Data records
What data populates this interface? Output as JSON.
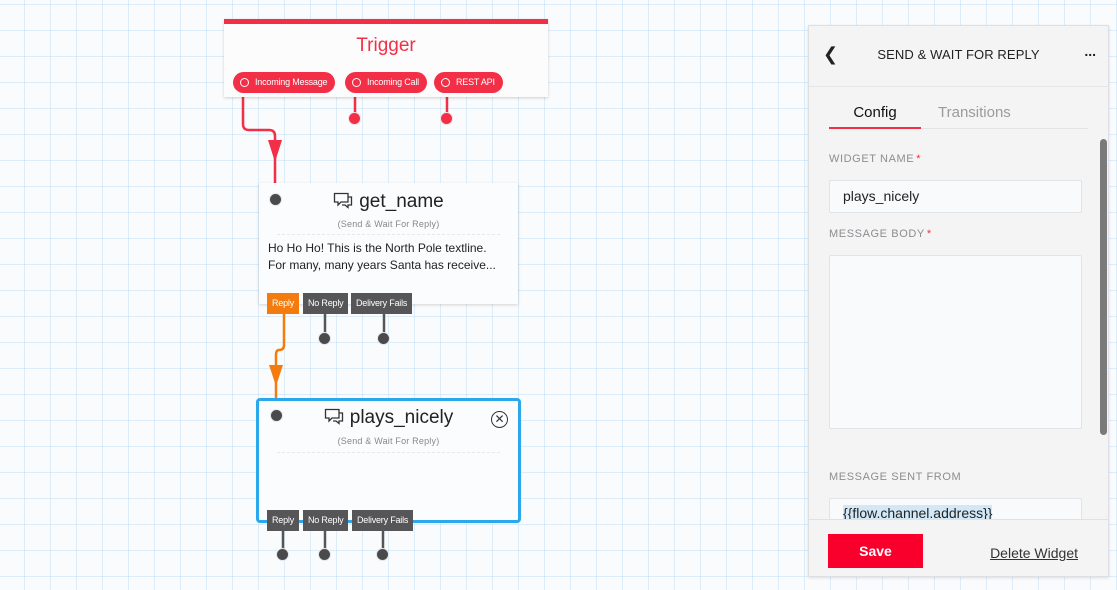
{
  "trigger": {
    "title": "Trigger",
    "color": "#f22f46",
    "outputs": [
      {
        "label": "Incoming Message"
      },
      {
        "label": "Incoming Call"
      },
      {
        "label": "REST API"
      }
    ]
  },
  "widgets": [
    {
      "name": "get_name",
      "type": "(Send & Wait For Reply)",
      "icon": "message-bubbles-icon",
      "body_lines": [
        "Ho Ho Ho! This is the North Pole textline.",
        "For many, many years Santa has receive..."
      ],
      "transitions": [
        {
          "label": "Reply",
          "active": true
        },
        {
          "label": "No Reply",
          "active": false
        },
        {
          "label": "Delivery Fails",
          "active": false
        }
      ]
    },
    {
      "name": "plays_nicely",
      "type": "(Send & Wait For Reply)",
      "icon": "message-bubbles-icon",
      "selected": true,
      "transitions": [
        {
          "label": "Reply",
          "active": false
        },
        {
          "label": "No Reply",
          "active": false
        },
        {
          "label": "Delivery Fails",
          "active": false
        }
      ]
    }
  ],
  "colors": {
    "trigger": "#f22f46",
    "active_transition": "#f47c0f",
    "selected_border": "#2ba7ec",
    "save": "#f8002b"
  },
  "panel": {
    "title": "SEND & WAIT FOR REPLY",
    "back_icon": "chevron-left-icon",
    "more_label": "...",
    "tabs": [
      {
        "label": "Config",
        "active": true
      },
      {
        "label": "Transitions",
        "active": false
      }
    ],
    "fields": {
      "widget_name": {
        "label": "WIDGET NAME",
        "required": "*",
        "value": "plays_nicely"
      },
      "message_body": {
        "label": "MESSAGE BODY",
        "required": "*",
        "value": ""
      },
      "message_sent_from": {
        "label": "MESSAGE SENT FROM",
        "value": "{{flow.channel.address}}"
      }
    },
    "save_label": "Save",
    "delete_label": "Delete Widget"
  }
}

◆ Exercise brief
Pull out all lines from the entries above that include the word "title".

◆ Correct response
    "title": "Trigger",
    "title": "SEND & WAIT FOR REPLY",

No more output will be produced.